> _SOURCE EXCERPT_
**********
When I left school I had absolutely no idea what I wanted to do with the rest of my life. In this respect, I was quite different from my three elder, more practical, brothers who all knew from a relatively early age in what direction their futures lay.
After considering one option after another, I finally elected to apply for a mining cadetship with the Rhodesian Ministry of Mines – for no other reason than a friend, Nick Bertram, had done this.
Much to my surprise, for my science exam results had been nothing to brag about, I was accepted. I was one of only twelve boys in the country to be selected.
As part of the course, we were expected to spend three months in each of the four departments that made up the Ministry of Mines – Geology, Mining Engineering, Metallurgy and the Office of the Mining Commissioner – to give us a feeling for where our future interest might lie. Depending on how well you performed, the Government would then decide whether to sponsor your further education and where best to send you if they did.
I enjoyed my time in the Geological Survey and the Mining Engineer’s Office (where I spent most of my time in the Mine Surveyor’s Office) but found I had no aptitude for the science of metallurgy and working in the Mining Commissioner’s Office – which mostly involved sitting behind a desk doing lots of paper work – bored the pants off me.
Ironically, many years later as the Rhodesian Bush War was dragging to its inevitable end, I got a job with the Mining Commissioner’s Office in Gwelo (now Gweru). I still found the work soul-destroying but I needed the money especially as it meant I would get back-up pay during my innumerable call-ups with the army.
**********
Data listing
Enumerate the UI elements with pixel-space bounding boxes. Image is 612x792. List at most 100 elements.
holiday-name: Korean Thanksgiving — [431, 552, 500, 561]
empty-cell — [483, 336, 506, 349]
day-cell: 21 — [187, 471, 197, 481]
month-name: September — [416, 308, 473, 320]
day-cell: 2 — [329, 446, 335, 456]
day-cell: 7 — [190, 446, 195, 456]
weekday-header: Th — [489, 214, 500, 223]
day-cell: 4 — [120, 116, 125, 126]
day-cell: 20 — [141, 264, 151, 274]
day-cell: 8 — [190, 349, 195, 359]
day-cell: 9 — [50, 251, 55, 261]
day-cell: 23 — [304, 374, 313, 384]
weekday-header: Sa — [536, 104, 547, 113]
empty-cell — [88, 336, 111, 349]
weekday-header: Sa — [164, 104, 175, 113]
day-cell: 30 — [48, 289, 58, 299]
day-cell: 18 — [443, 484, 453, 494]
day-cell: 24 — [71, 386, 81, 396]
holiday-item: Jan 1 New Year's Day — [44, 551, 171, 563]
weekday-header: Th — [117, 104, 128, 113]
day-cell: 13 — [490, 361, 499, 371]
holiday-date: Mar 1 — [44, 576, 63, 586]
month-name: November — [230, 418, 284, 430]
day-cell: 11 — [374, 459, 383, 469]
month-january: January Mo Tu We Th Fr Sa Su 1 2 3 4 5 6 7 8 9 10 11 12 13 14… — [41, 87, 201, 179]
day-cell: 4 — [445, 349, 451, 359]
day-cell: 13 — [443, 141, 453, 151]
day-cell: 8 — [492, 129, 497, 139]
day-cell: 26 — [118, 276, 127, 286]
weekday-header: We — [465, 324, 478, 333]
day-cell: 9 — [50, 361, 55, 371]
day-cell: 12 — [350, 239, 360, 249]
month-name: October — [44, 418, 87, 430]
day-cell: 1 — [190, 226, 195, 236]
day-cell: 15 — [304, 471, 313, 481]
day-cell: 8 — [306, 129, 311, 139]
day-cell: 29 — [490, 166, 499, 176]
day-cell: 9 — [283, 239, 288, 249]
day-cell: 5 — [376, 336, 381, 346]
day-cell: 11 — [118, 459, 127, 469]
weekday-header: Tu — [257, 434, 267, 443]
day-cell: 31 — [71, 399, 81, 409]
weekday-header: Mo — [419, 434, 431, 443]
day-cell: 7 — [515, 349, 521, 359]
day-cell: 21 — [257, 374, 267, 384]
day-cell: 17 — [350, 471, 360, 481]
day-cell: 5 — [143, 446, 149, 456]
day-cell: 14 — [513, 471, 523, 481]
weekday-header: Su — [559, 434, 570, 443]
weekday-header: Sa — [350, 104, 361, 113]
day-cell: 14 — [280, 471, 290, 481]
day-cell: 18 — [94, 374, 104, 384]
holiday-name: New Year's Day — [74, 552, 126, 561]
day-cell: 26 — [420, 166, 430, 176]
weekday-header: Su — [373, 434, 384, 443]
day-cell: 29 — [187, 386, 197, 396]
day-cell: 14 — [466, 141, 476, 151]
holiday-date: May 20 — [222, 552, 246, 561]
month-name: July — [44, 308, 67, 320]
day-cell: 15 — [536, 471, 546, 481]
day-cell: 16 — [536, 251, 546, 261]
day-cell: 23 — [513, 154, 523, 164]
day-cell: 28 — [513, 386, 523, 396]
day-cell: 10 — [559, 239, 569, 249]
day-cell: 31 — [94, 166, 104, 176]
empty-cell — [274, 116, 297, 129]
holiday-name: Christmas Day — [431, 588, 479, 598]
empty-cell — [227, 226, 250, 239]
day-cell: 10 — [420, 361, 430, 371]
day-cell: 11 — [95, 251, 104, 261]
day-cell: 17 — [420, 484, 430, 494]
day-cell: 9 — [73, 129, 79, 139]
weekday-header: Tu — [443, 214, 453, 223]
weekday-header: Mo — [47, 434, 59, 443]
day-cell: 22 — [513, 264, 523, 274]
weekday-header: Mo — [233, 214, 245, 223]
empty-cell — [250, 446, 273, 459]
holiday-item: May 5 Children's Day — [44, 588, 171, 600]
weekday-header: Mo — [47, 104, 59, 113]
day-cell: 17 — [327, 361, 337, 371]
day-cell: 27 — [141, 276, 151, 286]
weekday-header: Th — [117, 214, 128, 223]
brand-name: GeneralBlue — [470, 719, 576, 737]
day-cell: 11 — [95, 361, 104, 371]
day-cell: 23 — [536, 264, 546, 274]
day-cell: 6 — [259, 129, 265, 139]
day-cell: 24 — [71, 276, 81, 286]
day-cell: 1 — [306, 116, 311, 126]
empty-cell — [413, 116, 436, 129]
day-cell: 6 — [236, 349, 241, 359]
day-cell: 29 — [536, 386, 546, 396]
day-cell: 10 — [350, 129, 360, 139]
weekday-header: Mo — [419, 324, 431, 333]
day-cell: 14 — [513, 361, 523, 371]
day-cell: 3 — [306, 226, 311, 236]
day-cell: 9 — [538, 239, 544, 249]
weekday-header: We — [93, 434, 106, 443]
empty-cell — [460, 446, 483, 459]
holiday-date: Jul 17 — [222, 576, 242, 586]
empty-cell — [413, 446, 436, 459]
**********
> _WRITTEN TASKS_
#1 In the mining cadetship memoir, how many boys in the country were selected for the cadetship?
#2 From the mining cadetship memoir, echo the stretch from "As part of the" through "pants off me.".

> _SOLUTIONS TO EACH TASK_
#1 Twelve boys were selected.

#2
As part of the course, we were expected to spend three months in each of the four departments that made up the Ministry of Mines – Geology, Mining Engineering, Metallurgy and the Office of the Mining Commissioner – to give us a feeling for where our future interest might lie. Depending on how well you performed, the Government would then decide whether to sponsor your further education and where best to send you if they did.
I enjoyed my time in the Geological Survey and the Mining Engineer’s Office (where I spent most of my time in the Mine Surveyor’s Office) but found I had no aptitude for the science of metallurgy and working in the Mining Commissioner’s Office – which mostly involved sitting behind a desk doing lots of paper work – bored the pants off me.